* Material supplied *
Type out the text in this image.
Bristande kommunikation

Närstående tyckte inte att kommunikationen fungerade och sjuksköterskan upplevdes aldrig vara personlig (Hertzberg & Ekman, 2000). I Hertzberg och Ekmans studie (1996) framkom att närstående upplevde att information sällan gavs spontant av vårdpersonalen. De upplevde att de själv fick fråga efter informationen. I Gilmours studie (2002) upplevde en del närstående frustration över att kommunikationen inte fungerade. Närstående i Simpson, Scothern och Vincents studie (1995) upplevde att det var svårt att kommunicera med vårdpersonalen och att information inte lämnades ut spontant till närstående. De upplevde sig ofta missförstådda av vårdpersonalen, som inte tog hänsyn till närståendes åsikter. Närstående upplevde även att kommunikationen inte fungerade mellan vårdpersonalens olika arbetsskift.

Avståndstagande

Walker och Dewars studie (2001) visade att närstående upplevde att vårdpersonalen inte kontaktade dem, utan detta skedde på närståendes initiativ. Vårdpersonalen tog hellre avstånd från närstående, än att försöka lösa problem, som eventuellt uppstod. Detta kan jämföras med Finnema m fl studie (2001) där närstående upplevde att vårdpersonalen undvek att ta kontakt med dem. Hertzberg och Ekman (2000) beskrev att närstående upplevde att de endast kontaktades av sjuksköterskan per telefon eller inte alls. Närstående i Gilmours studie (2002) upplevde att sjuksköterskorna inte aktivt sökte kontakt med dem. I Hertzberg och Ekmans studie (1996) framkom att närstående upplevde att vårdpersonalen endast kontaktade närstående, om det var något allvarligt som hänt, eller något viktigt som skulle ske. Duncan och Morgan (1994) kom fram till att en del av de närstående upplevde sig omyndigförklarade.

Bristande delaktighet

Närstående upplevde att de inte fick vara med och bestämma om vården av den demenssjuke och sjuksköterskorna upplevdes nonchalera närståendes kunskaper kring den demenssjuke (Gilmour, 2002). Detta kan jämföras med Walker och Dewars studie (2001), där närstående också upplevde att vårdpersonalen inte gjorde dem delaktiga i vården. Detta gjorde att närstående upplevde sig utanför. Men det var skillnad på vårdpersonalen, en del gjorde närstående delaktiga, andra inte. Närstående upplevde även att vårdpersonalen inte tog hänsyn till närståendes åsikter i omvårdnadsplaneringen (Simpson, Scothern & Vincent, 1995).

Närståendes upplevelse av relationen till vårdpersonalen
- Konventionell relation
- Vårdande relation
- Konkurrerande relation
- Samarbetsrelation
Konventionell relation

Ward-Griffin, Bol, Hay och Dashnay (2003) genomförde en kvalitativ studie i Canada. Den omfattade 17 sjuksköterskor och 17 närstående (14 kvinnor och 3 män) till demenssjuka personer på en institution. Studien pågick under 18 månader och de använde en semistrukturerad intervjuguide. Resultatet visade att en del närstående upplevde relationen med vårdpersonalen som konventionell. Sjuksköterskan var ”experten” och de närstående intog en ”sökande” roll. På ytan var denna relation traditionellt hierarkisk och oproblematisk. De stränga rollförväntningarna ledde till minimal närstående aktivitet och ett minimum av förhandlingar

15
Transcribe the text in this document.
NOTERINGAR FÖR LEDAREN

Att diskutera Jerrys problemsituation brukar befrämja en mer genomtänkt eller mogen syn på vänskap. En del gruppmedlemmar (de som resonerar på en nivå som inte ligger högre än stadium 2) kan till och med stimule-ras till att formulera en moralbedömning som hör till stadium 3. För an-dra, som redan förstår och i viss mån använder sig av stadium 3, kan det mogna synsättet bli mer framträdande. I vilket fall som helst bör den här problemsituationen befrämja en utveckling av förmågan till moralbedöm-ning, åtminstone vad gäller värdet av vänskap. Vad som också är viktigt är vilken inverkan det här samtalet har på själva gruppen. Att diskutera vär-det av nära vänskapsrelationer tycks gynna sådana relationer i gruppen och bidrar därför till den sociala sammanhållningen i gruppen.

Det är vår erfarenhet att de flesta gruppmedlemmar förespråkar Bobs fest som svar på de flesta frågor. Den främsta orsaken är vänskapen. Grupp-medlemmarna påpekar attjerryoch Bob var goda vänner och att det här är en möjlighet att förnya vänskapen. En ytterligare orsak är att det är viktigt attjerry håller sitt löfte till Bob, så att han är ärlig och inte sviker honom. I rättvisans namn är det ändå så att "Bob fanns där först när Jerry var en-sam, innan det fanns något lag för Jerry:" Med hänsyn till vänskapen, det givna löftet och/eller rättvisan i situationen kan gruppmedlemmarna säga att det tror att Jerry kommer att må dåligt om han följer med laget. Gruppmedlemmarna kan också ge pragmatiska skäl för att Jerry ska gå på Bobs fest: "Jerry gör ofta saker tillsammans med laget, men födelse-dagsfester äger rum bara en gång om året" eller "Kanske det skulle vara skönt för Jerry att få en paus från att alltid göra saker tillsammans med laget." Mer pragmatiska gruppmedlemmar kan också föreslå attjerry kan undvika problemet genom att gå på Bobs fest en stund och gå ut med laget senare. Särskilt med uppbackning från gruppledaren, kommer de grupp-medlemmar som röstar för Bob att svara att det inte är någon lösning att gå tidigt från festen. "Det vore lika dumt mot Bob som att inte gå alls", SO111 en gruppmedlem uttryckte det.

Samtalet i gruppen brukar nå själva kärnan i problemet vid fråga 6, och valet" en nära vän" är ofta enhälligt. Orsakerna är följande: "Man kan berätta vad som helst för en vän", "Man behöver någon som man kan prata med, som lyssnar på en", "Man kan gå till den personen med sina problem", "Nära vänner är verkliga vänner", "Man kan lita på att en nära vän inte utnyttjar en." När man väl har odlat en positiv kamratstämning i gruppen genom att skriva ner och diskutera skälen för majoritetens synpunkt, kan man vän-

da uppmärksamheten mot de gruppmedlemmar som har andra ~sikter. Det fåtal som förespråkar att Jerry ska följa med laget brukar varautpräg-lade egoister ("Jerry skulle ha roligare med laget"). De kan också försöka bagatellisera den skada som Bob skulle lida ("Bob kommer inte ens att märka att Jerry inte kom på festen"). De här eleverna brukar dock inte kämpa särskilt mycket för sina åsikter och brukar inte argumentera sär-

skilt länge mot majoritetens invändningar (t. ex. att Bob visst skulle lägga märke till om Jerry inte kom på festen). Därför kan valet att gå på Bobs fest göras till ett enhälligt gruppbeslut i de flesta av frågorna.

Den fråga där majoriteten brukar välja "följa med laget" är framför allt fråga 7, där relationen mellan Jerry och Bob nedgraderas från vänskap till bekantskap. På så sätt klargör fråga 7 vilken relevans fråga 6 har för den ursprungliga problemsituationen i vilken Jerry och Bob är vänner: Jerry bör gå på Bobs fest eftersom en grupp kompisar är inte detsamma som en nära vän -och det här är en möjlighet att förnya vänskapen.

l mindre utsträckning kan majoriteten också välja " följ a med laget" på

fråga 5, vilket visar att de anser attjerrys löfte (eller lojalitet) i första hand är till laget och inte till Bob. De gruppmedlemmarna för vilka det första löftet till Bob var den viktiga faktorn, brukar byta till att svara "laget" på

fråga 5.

* Task to complete *
Write out the complete material a second time, matching it exactly.

* Result of the task *
Type out the text in this image.
Bristande kommunikation

Närstående tyckte inte att kommunikationen fungerade och sjuksköterskan upplevdes aldrig vara personlig (Hertzberg & Ekman, 2000). I Hertzberg och Ekmans studie (1996) framkom att närstående upplevde att information sällan gavs spontant av vårdpersonalen. De upplevde att de själv fick fråga efter informationen. I Gilmours studie (2002) upplevde en del närstående frustration över att kommunikationen inte fungerade. Närstående i Simpson, Scothern och Vincents studie (1995) upplevde att det var svårt att kommunicera med vårdpersonalen och att information inte lämnades ut spontant till närstående. De upplevde sig ofta missförstådda av vårdpersonalen, som inte tog hänsyn till närståendes åsikter. Närstående upplevde även att kommunikationen inte fungerade mellan vårdpersonalens olika arbetsskift.

Avståndstagande

Walker och Dewars studie (2001) visade att närstående upplevde att vårdpersonalen inte kontaktade dem, utan detta skedde på närståendes initiativ. Vårdpersonalen tog hellre avstånd från närstående, än att försöka lösa problem, som eventuellt uppstod. Detta kan jämföras med Finnema m fl studie (2001) där närstående upplevde att vårdpersonalen undvek att ta kontakt med dem. Hertzberg och Ekman (2000) beskrev att närstående upplevde att de endast kontaktades av sjuksköterskan per telefon eller inte alls. Närstående i Gilmours studie (2002) upplevde att sjuksköterskorna inte aktivt sökte kontakt med dem. I Hertzberg och Ekmans studie (1996) framkom att närstående upplevde att vårdpersonalen endast kontaktade närstående, om det var något allvarligt som hänt, eller något viktigt som skulle ske. Duncan och Morgan (1994) kom fram till att en del av de närstående upplevde sig omyndigförklarade.

Bristande delaktighet

Närstående upplevde att de inte fick vara med och bestämma om vården av den demenssjuke och sjuksköterskorna upplevdes nonchalera närståendes kunskaper kring den demenssjuke (Gilmour, 2002). Detta kan jämföras med Walker och Dewars studie (2001), där närstående också upplevde att vårdpersonalen inte gjorde dem delaktiga i vården. Detta gjorde att närstående upplevde sig utanför. Men det var skillnad på vårdpersonalen, en del gjorde närstående delaktiga, andra inte. Närstående upplevde även att vårdpersonalen inte tog hänsyn till närståendes åsikter i omvårdnadsplaneringen (Simpson, Scothern & Vincent, 1995).

Närståendes upplevelse av relationen till vårdpersonalen
- Konventionell relation
- Vårdande relation
- Konkurrerande relation
- Samarbetsrelation
Konventionell relation

Ward-Griffin, Bol, Hay och Dashnay (2003) genomförde en kvalitativ studie i Canada. Den omfattade 17 sjuksköterskor och 17 närstående (14 kvinnor och 3 män) till demenssjuka personer på en institution. Studien pågick under 18 månader och de använde en semistrukturerad intervjuguide. Resultatet visade att en del närstående upplevde relationen med vårdpersonalen som konventionell. Sjuksköterskan var ”experten” och de närstående intog en ”sökande” roll. På ytan var denna relation traditionellt hierarkisk och oproblematisk. De stränga rollförväntningarna ledde till minimal närstående aktivitet och ett minimum av förhandlingar

15
Transcribe the text in this document.
NOTERINGAR FÖR LEDAREN

Att diskutera Jerrys problemsituation brukar befrämja en mer genomtänkt eller mogen syn på vänskap. En del gruppmedlemmar (de som resonerar på en nivå som inte ligger högre än stadium 2) kan till och med stimule-ras till att formulera en moralbedömning som hör till stadium 3. För an-dra, som redan förstår och i viss mån använder sig av stadium 3, kan det mogna synsättet bli mer framträdande. I vilket fall som helst bör den här problemsituationen befrämja en utveckling av förmågan till moralbedöm-ning, åtminstone vad gäller värdet av vänskap. Vad som också är viktigt är vilken inverkan det här samtalet har på själva gruppen. Att diskutera vär-det av nära vänskapsrelationer tycks gynna sådana relationer i gruppen och bidrar därför till den sociala sammanhållningen i gruppen.

Det är vår erfarenhet att de flesta gruppmedlemmar förespråkar Bobs fest som svar på de flesta frågor. Den främsta orsaken är vänskapen. Grupp-medlemmarna påpekar attjerryoch Bob var goda vänner och att det här är en möjlighet att förnya vänskapen. En ytterligare orsak är att det är viktigt attjerry håller sitt löfte till Bob, så att han är ärlig och inte sviker honom. I rättvisans namn är det ändå så att "Bob fanns där först när Jerry var en-sam, innan det fanns något lag för Jerry:" Med hänsyn till vänskapen, det givna löftet och/eller rättvisan i situationen kan gruppmedlemmarna säga att det tror att Jerry kommer att må dåligt om han följer med laget. Gruppmedlemmarna kan också ge pragmatiska skäl för att Jerry ska gå på Bobs fest: "Jerry gör ofta saker tillsammans med laget, men födelse-dagsfester äger rum bara en gång om året" eller "Kanske det skulle vara skönt för Jerry att få en paus från att alltid göra saker tillsammans med laget." Mer pragmatiska gruppmedlemmar kan också föreslå attjerry kan undvika problemet genom att gå på Bobs fest en stund och gå ut med laget senare. Särskilt med uppbackning från gruppledaren, kommer de grupp-medlemmar som röstar för Bob att svara att det inte är någon lösning att gå tidigt från festen. "Det vore lika dumt mot Bob som att inte gå alls", SO111 en gruppmedlem uttryckte det.

Samtalet i gruppen brukar nå själva kärnan i problemet vid fråga 6, och valet" en nära vän" är ofta enhälligt. Orsakerna är följande: "Man kan berätta vad som helst för en vän", "Man behöver någon som man kan prata med, som lyssnar på en", "Man kan gå till den personen med sina problem", "Nära vänner är verkliga vänner", "Man kan lita på att en nära vän inte utnyttjar en." När man väl har odlat en positiv kamratstämning i gruppen genom att skriva ner och diskutera skälen för majoritetens synpunkt, kan man vän-

da uppmärksamheten mot de gruppmedlemmar som har andra ~sikter. Det fåtal som förespråkar att Jerry ska följa med laget brukar varautpräg-lade egoister ("Jerry skulle ha roligare med laget"). De kan också försöka bagatellisera den skada som Bob skulle lida ("Bob kommer inte ens att märka att Jerry inte kom på festen"). De här eleverna brukar dock inte kämpa särskilt mycket för sina åsikter och brukar inte argumentera sär-

skilt länge mot majoritetens invändningar (t. ex. att Bob visst skulle lägga märke till om Jerry inte kom på festen). Därför kan valet att gå på Bobs fest göras till ett enhälligt gruppbeslut i de flesta av frågorna.

Den fråga där majoriteten brukar välja "följa med laget" är framför allt fråga 7, där relationen mellan Jerry och Bob nedgraderas från vänskap till bekantskap. På så sätt klargör fråga 7 vilken relevans fråga 6 har för den ursprungliga problemsituationen i vilken Jerry och Bob är vänner: Jerry bör gå på Bobs fest eftersom en grupp kompisar är inte detsamma som en nära vän -och det här är en möjlighet att förnya vänskapen.

l mindre utsträckning kan majoriteten också välja " följ a med laget" på

fråga 5, vilket visar att de anser attjerrys löfte (eller lojalitet) i första hand är till laget och inte till Bob. De gruppmedlemmarna för vilka det första löftet till Bob var den viktiga faktorn, brukar byta till att svara "laget" på

fråga 5.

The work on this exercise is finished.